Copy out the records precisely, omitting pictures.

***

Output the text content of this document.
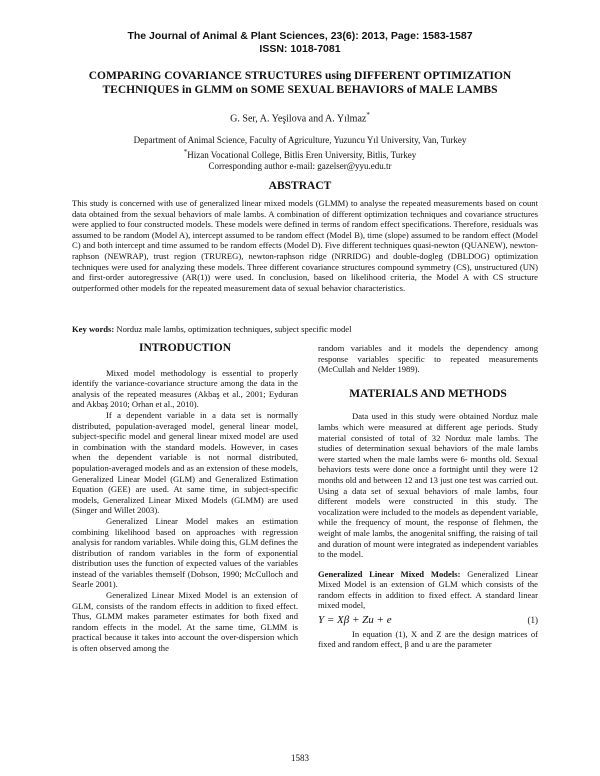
The Journal of Animal & Plant Sciences, 23(6): 2013, Page: 1583-1587
ISSN: 1018-7081
COMPARING COVARIANCE STRUCTURES using DIFFERENT OPTIMIZATION
TECHNIQUES in GLMM on SOME SEXUAL BEHAVIORS of MALE LAMBS
G. Ser, A. Yeşilova and A. Yılmaz*
Department of Animal Science, Faculty of Agriculture, Yuzuncu Yıl University, Van, Turkey
*Hizan Vocational College, Bitlis Eren University, Bitlis, Turkey
Corresponding author e-mail: gazelser@yyu.edu.tr
ABSTRACT
This study is concerned with use of generalized linear mixed models (GLMM) to analyse the repeated measurements based on count data obtained from the sexual behaviors of male lambs. A combination of different optimization techniques and covariance structures were applied to four constructed models. These models were defined in terms of random effect specifications. Therefore, residuals was assumed to be random (Model A), intercept assumed to be random effect (Model B), time (slope) assumed to be random effect (Model C) and both intercept and time assumed to be random effects (Model D). Five different techniques quasi-newton (QUANEW), newton-raphson (NEWRAP), trust region (TRUREG), newton-raphson ridge (NRRIDG) and double-dogleg (DBLDOG) optimization techniques were used for analyzing these models. Three different covariance structures compound symmetry (CS), unstructured (UN) and first-order autoregressive (AR(1)) were used. In conclusion, based on likelihood criteria, the Model A with CS structure outperformed other models for the repeated measurement data of sexual behavior characteristics.
Key words: Norduz male lambs, optimization techniques, subject specific model

INTRODUCTION

Mixed model methodology is essential to properly identify the variance-covariance structure among the data in the analysis of the repeated measures (Akbaş et al., 2001; Eyduran and Akbaş 2010; Orhan et al., 2010).

If a dependent variable in a data set is normally distributed, population-averaged model, general linear model, subject-specific model and general linear mixed model are used in combination with the standard models. However, in cases when the dependent variable is not normal distributed, population-averaged models and as an extension of these models, Generalized Linear Model (GLM) and Generalized Estimation Equation (GEE) are used. At same time, in subject-specific models, Generalized Linear Mixed Models (GLMM) are used (Singer and Willet 2003).

Generalized Linear Model makes an estimation combining likelihood based on approaches with regression analysis for random variables. While doing this, GLM defines the distribution of random variables in the form of exponential distribution uses the function of expected values of the variables instead of the variables themself (Dobson, 1990; McCulloch and Searle 2001).

Generalized Linear Mixed Model is an extension of GLM, consists of the random effects in addition to fixed effect. Thus, GLMM makes parameter estimates for both fixed and random effects in the model. At the same time, GLMM is practical because it takes into account the over-dispersion which is often observed among the

random variables and it models the dependency among response variables specific to repeated measurements (McCullah and Nelder 1989).

MATERIALS AND METHODS

Data used in this study were obtained Norduz male lambs which were measured at different age periods. Study material consisted of total of 32 Norduz male lambs. The studies of determination sexual behaviors of the male lambs were started when the male lambs were 6- months old. Sexual behaviors tests were done once a fortnight until they were 12 months old and between 12 and 13 just one test was carried out. Using a data set of sexual behaviors of male lambs, four different models were constructed in this study. The vocalization were included to the models as dependent variable, while the frequency of mount, the response of flehmen, the weight of male lambs, the anogenital sniffing, the raising of tail and duration of mount were integrated as independent variables to the model.

Generalized Linear Mixed Models: Generalized Linear Mixed Model is an extension of GLM which consists of the random effects in addition to fixed effect. A standard linear mixed model,

Y = Xβ + Zu + e	(1)

In equation (1), X and Z are the design matrices of fixed and random effect, β and u are the parameter

1583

***

[WORKED ANSWER]
Output the text content of this document.
The Journal of Animal & Plant Sciences, 23(6): 2013, Page: 1583-1587
ISSN: 1018-7081
COMPARING COVARIANCE STRUCTURES using DIFFERENT OPTIMIZATION
TECHNIQUES in GLMM on SOME SEXUAL BEHAVIORS of MALE LAMBS
G. Ser, A. Yeşilova and A. Yılmaz*
Department of Animal Science, Faculty of Agriculture, Yuzuncu Yıl University, Van, Turkey
*Hizan Vocational College, Bitlis Eren University, Bitlis, Turkey
Corresponding author e-mail: gazelser@yyu.edu.tr
ABSTRACT
This study is concerned with use of generalized linear mixed models (GLMM) to analyse the repeated measurements based on count data obtained from the sexual behaviors of male lambs. A combination of different optimization techniques and covariance structures were applied to four constructed models. These models were defined in terms of random effect specifications. Therefore, residuals was assumed to be random (Model A), intercept assumed to be random effect (Model B), time (slope) assumed to be random effect (Model C) and both intercept and time assumed to be random effects (Model D). Five different techniques quasi-newton (QUANEW), newton-raphson (NEWRAP), trust region (TRUREG), newton-raphson ridge (NRRIDG) and double-dogleg (DBLDOG) optimization techniques were used for analyzing these models. Three different covariance structures compound symmetry (CS), unstructured (UN) and first-order autoregressive (AR(1)) were used. In conclusion, based on likelihood criteria, the Model A with CS structure outperformed other models for the repeated measurement data of sexual behavior characteristics.
Key words: Norduz male lambs, optimization techniques, subject specific model

INTRODUCTION

Mixed model methodology is essential to properly identify the variance-covariance structure among the data in the analysis of the repeated measures (Akbaş et al., 2001; Eyduran and Akbaş 2010; Orhan et al., 2010).

If a dependent variable in a data set is normally distributed, population-averaged model, general linear model, subject-specific model and general linear mixed model are used in combination with the standard models. However, in cases when the dependent variable is not normal distributed, population-averaged models and as an extension of these models, Generalized Linear Model (GLM) and Generalized Estimation Equation (GEE) are used. At same time, in subject-specific models, Generalized Linear Mixed Models (GLMM) are used (Singer and Willet 2003).

Generalized Linear Model makes an estimation combining likelihood based on approaches with regression analysis for random variables. While doing this, GLM defines the distribution of random variables in the form of exponential distribution uses the function of expected values of the variables instead of the variables themself (Dobson, 1990; McCulloch and Searle 2001).

Generalized Linear Mixed Model is an extension of GLM, consists of the random effects in addition to fixed effect. Thus, GLMM makes parameter estimates for both fixed and random effects in the model. At the same time, GLMM is practical because it takes into account the over-dispersion which is often observed among the

random variables and it models the dependency among response variables specific to repeated measurements (McCullah and Nelder 1989).

MATERIALS AND METHODS

Data used in this study were obtained Norduz male lambs which were measured at different age periods. Study material consisted of total of 32 Norduz male lambs. The studies of determination sexual behaviors of the male lambs were started when the male lambs were 6- months old. Sexual behaviors tests were done once a fortnight until they were 12 months old and between 12 and 13 just one test was carried out. Using a data set of sexual behaviors of male lambs, four different models were constructed in this study. The vocalization were included to the models as dependent variable, while the frequency of mount, the response of flehmen, the weight of male lambs, the anogenital sniffing, the raising of tail and duration of mount were integrated as independent variables to the model.

Generalized Linear Mixed Models: Generalized Linear Mixed Model is an extension of GLM which consists of the random effects in addition to fixed effect. A standard linear mixed model,

Y = Xβ + Zu + e	(1)

In equation (1), X and Z are the design matrices of fixed and random effect, β and u are the parameter

1583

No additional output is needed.